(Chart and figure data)
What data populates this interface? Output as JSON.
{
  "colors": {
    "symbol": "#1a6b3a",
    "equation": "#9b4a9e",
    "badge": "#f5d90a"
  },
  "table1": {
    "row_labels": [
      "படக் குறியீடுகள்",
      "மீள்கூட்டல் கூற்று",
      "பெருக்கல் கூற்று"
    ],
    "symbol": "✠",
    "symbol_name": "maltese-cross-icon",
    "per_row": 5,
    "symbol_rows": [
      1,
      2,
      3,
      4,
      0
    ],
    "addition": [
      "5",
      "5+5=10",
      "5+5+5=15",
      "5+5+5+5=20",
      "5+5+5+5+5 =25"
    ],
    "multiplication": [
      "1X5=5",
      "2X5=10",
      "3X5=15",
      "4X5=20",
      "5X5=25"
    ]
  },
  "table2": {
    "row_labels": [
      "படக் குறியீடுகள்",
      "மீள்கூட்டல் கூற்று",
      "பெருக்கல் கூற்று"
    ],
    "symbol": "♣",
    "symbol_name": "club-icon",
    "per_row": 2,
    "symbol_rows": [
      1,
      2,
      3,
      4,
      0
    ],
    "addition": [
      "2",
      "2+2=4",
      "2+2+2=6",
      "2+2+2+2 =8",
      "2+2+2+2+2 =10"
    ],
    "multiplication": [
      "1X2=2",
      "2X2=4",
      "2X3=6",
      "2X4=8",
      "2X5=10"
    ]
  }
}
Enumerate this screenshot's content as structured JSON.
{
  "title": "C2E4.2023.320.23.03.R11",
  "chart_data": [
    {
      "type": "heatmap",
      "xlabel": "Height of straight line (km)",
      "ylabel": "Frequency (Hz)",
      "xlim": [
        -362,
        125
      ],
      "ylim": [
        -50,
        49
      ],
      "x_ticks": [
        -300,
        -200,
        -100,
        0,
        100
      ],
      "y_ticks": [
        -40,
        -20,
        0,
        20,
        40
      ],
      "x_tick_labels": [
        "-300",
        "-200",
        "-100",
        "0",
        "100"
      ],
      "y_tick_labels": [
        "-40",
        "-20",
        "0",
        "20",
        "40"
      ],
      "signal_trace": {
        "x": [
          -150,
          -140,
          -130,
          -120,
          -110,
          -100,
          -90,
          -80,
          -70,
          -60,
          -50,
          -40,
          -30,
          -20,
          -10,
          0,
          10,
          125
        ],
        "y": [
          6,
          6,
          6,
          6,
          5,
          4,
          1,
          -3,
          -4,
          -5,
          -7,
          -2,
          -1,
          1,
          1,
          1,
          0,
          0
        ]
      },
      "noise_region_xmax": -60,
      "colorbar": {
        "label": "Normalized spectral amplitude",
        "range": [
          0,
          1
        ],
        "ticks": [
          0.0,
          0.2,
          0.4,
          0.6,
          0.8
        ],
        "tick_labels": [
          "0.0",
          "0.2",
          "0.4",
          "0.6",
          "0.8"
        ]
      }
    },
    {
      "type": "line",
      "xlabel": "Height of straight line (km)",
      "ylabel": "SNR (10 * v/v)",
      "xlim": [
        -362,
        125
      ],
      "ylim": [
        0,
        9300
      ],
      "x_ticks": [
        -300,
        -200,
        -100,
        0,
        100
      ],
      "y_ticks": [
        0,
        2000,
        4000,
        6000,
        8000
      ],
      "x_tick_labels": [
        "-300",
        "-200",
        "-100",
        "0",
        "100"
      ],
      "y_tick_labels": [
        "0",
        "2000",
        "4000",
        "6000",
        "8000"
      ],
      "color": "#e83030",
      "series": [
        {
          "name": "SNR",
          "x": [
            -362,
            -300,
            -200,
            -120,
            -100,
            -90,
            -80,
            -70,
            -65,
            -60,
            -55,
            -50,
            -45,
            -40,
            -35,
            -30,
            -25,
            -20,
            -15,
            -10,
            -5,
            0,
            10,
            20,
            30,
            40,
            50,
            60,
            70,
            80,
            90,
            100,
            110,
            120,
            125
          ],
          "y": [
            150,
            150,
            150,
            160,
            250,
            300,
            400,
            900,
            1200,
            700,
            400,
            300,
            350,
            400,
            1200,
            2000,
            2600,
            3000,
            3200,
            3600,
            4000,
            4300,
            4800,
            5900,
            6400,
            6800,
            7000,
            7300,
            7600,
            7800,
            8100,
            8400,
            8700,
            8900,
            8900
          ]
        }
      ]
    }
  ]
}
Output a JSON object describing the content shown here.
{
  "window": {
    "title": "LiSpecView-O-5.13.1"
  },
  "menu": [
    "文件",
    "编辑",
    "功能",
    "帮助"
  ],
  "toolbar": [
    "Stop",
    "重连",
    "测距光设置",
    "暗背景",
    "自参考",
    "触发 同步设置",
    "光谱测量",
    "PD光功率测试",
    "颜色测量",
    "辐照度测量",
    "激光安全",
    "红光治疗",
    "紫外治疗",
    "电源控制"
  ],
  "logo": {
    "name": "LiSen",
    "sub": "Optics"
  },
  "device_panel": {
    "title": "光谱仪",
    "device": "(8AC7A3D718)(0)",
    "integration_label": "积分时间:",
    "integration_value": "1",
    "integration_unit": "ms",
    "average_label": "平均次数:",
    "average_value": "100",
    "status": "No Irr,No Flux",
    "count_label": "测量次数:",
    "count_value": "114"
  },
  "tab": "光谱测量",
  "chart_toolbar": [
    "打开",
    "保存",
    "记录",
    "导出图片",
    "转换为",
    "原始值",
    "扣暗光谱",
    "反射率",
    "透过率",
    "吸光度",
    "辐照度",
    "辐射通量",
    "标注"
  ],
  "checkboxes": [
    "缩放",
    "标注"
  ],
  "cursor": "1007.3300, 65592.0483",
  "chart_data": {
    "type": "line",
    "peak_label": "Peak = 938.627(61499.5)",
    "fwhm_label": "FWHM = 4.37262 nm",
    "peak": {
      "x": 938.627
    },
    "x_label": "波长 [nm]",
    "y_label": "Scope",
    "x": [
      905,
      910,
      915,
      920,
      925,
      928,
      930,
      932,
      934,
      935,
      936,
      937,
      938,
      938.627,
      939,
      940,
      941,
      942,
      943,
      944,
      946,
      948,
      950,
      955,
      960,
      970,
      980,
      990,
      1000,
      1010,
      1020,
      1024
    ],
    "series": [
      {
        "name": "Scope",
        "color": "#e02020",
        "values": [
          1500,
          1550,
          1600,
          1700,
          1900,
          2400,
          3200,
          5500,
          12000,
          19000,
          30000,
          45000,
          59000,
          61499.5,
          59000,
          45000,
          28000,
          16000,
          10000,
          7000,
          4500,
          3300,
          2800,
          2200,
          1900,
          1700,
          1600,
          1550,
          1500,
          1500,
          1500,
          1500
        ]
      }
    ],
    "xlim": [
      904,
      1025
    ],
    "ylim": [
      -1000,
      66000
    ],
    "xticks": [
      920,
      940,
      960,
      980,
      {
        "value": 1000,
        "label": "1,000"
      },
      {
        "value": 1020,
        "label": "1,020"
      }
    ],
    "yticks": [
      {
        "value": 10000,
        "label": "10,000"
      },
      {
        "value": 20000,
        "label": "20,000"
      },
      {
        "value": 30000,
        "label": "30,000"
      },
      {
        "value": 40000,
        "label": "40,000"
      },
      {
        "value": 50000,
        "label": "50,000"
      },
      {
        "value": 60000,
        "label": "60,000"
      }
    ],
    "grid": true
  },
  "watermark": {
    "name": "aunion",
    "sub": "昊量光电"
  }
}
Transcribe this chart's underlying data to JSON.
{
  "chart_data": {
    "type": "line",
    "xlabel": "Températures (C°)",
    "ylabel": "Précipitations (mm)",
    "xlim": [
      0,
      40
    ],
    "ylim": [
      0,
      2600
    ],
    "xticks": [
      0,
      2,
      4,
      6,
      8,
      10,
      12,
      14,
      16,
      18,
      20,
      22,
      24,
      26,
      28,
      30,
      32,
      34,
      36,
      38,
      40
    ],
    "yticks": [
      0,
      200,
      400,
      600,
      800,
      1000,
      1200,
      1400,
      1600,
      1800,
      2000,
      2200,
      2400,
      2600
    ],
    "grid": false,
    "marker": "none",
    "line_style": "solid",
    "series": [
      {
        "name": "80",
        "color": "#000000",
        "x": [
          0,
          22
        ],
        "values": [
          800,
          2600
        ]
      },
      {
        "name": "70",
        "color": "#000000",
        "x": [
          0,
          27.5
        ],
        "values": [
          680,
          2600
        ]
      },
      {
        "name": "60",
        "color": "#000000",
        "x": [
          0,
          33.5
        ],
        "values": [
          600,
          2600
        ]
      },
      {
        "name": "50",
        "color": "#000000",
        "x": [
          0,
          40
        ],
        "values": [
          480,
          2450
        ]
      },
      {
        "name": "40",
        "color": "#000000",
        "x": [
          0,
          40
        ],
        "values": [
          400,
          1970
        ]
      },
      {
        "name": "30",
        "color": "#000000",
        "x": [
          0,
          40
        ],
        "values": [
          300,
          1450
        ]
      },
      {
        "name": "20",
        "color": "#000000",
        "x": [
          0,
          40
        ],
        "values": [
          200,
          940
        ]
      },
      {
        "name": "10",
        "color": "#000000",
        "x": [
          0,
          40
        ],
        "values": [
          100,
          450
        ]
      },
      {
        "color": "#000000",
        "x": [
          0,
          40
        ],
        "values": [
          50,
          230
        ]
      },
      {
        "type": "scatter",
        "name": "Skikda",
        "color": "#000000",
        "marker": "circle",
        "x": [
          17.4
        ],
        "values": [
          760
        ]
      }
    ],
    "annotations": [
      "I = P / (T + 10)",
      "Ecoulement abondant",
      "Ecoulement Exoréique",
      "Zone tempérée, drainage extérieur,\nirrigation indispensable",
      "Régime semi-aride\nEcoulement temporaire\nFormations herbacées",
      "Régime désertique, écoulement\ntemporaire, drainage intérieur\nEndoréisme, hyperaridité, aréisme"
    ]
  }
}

Given instruction → Of the lines in the listing above, how many hold the string "icon"? Reply with the number only.

Expected answer → 2